# PROMPT
Extract the full listing below without altering a single character.

# EXERCISE MATERIAL
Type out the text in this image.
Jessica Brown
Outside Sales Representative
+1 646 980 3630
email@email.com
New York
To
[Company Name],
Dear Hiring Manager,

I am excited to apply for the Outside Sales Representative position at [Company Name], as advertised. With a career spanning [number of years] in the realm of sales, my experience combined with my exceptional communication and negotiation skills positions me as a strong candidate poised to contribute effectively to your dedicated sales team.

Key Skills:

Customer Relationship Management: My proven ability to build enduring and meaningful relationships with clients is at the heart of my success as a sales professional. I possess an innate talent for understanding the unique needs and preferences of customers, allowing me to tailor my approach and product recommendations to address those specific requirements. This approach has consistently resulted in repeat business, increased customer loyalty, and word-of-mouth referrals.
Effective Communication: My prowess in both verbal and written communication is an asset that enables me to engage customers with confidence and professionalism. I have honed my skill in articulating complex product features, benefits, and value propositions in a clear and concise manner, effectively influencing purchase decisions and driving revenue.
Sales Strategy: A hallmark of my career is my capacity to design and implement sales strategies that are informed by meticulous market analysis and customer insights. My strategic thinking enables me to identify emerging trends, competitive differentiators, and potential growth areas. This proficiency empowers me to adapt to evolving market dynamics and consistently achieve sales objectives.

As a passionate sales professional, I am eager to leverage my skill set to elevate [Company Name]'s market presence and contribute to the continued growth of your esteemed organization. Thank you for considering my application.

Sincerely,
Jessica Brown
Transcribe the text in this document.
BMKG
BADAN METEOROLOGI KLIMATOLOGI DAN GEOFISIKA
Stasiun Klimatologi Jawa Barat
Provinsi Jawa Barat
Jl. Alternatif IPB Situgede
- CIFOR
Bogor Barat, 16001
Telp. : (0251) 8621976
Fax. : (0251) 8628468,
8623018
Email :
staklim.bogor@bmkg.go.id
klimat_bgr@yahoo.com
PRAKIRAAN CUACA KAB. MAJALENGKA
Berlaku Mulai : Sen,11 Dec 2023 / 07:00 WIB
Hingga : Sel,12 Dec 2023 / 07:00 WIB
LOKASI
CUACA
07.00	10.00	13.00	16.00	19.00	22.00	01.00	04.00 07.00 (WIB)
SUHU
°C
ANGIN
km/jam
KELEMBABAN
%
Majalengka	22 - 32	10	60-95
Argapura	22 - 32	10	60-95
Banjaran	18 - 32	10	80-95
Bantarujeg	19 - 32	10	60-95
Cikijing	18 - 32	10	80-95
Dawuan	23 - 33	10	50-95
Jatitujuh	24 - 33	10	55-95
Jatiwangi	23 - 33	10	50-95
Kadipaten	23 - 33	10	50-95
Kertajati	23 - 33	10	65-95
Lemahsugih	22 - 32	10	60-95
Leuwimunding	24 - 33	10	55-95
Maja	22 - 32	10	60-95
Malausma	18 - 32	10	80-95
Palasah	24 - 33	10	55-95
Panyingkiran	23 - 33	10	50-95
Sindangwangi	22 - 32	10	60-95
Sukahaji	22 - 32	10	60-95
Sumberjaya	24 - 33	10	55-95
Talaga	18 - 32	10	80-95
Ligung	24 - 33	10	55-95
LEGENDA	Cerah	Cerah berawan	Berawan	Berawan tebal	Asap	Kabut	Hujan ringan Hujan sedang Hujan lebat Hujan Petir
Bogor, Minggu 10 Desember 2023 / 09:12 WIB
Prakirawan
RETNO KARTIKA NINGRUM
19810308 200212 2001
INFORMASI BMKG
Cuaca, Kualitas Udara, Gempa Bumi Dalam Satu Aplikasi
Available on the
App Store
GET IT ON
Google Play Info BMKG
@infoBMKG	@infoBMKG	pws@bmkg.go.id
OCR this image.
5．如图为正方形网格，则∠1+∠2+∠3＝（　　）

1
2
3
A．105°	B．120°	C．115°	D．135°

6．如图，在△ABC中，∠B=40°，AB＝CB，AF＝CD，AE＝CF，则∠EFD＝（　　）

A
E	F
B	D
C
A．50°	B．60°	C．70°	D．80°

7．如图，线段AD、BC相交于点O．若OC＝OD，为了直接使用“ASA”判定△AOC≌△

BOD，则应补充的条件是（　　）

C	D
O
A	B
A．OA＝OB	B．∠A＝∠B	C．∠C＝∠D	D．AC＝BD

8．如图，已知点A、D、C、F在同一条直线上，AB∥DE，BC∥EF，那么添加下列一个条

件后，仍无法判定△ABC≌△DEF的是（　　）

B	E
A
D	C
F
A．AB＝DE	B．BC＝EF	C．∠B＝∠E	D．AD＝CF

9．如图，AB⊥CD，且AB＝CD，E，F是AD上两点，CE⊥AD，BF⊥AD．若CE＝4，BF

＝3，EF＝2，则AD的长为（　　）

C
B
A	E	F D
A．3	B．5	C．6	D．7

# REPLY TO THE TASK
Type out the text in this image.
Jessica Brown
Outside Sales Representative
+1 646 980 3630
email@email.com
New York
To
[Company Name],
Dear Hiring Manager,

I am excited to apply for the Outside Sales Representative position at [Company Name], as advertised. With a career spanning [number of years] in the realm of sales, my experience combined with my exceptional communication and negotiation skills positions me as a strong candidate poised to contribute effectively to your dedicated sales team.

Key Skills:

Customer Relationship Management: My proven ability to build enduring and meaningful relationships with clients is at the heart of my success as a sales professional. I possess an innate talent for understanding the unique needs and preferences of customers, allowing me to tailor my approach and product recommendations to address those specific requirements. This approach has consistently resulted in repeat business, increased customer loyalty, and word-of-mouth referrals.
Effective Communication: My prowess in both verbal and written communication is an asset that enables me to engage customers with confidence and professionalism. I have honed my skill in articulating complex product features, benefits, and value propositions in a clear and concise manner, effectively influencing purchase decisions and driving revenue.
Sales Strategy: A hallmark of my career is my capacity to design and implement sales strategies that are informed by meticulous market analysis and customer insights. My strategic thinking enables me to identify emerging trends, competitive differentiators, and potential growth areas. This proficiency empowers me to adapt to evolving market dynamics and consistently achieve sales objectives.

As a passionate sales professional, I am eager to leverage my skill set to elevate [Company Name]'s market presence and contribute to the continued growth of your esteemed organization. Thank you for considering my application.

Sincerely,
Jessica Brown
Transcribe the text in this document.
BMKG
BADAN METEOROLOGI KLIMATOLOGI DAN GEOFISIKA
Stasiun Klimatologi Jawa Barat
Provinsi Jawa Barat
Jl. Alternatif IPB Situgede
- CIFOR
Bogor Barat, 16001
Telp. : (0251) 8621976
Fax. : (0251) 8628468,
8623018
Email :
staklim.bogor@bmkg.go.id
klimat_bgr@yahoo.com
PRAKIRAAN CUACA KAB. MAJALENGKA
Berlaku Mulai : Sen,11 Dec 2023 / 07:00 WIB
Hingga : Sel,12 Dec 2023 / 07:00 WIB
LOKASI
CUACA
07.00	10.00	13.00	16.00	19.00	22.00	01.00	04.00 07.00 (WIB)
SUHU
°C
ANGIN
km/jam
KELEMBABAN
%
Majalengka	22 - 32	10	60-95
Argapura	22 - 32	10	60-95
Banjaran	18 - 32	10	80-95
Bantarujeg	19 - 32	10	60-95
Cikijing	18 - 32	10	80-95
Dawuan	23 - 33	10	50-95
Jatitujuh	24 - 33	10	55-95
Jatiwangi	23 - 33	10	50-95
Kadipaten	23 - 33	10	50-95
Kertajati	23 - 33	10	65-95
Lemahsugih	22 - 32	10	60-95
Leuwimunding	24 - 33	10	55-95
Maja	22 - 32	10	60-95
Malausma	18 - 32	10	80-95
Palasah	24 - 33	10	55-95
Panyingkiran	23 - 33	10	50-95
Sindangwangi	22 - 32	10	60-95
Sukahaji	22 - 32	10	60-95
Sumberjaya	24 - 33	10	55-95
Talaga	18 - 32	10	80-95
Ligung	24 - 33	10	55-95
LEGENDA	Cerah	Cerah berawan	Berawan	Berawan tebal	Asap	Kabut	Hujan ringan Hujan sedang Hujan lebat Hujan Petir
Bogor, Minggu 10 Desember 2023 / 09:12 WIB
Prakirawan
RETNO KARTIKA NINGRUM
19810308 200212 2001
INFORMASI BMKG
Cuaca, Kualitas Udara, Gempa Bumi Dalam Satu Aplikasi
Available on the
App Store
GET IT ON
Google Play Info BMKG
@infoBMKG	@infoBMKG	pws@bmkg.go.id
OCR this image.
5．如图为正方形网格，则∠1+∠2+∠3＝（　　）

1
2
3
A．105°	B．120°	C．115°	D．135°

6．如图，在△ABC中，∠B=40°，AB＝CB，AF＝CD，AE＝CF，则∠EFD＝（　　）

A
E	F
B	D
C
A．50°	B．60°	C．70°	D．80°

7．如图，线段AD、BC相交于点O．若OC＝OD，为了直接使用“ASA”判定△AOC≌△

BOD，则应补充的条件是（　　）

C	D
O
A	B
A．OA＝OB	B．∠A＝∠B	C．∠C＝∠D	D．AC＝BD

8．如图，已知点A、D、C、F在同一条直线上，AB∥DE，BC∥EF，那么添加下列一个条

件后，仍无法判定△ABC≌△DEF的是（　　）

B	E
A
D	C
F
A．AB＝DE	B．BC＝EF	C．∠B＝∠E	D．AD＝CF

9．如图，AB⊥CD，且AB＝CD，E，F是AD上两点，CE⊥AD，BF⊥AD．若CE＝4，BF

＝3，EF＝2，则AD的长为（　　）

C
B
A	E	F D
A．3	B．5	C．6	D．7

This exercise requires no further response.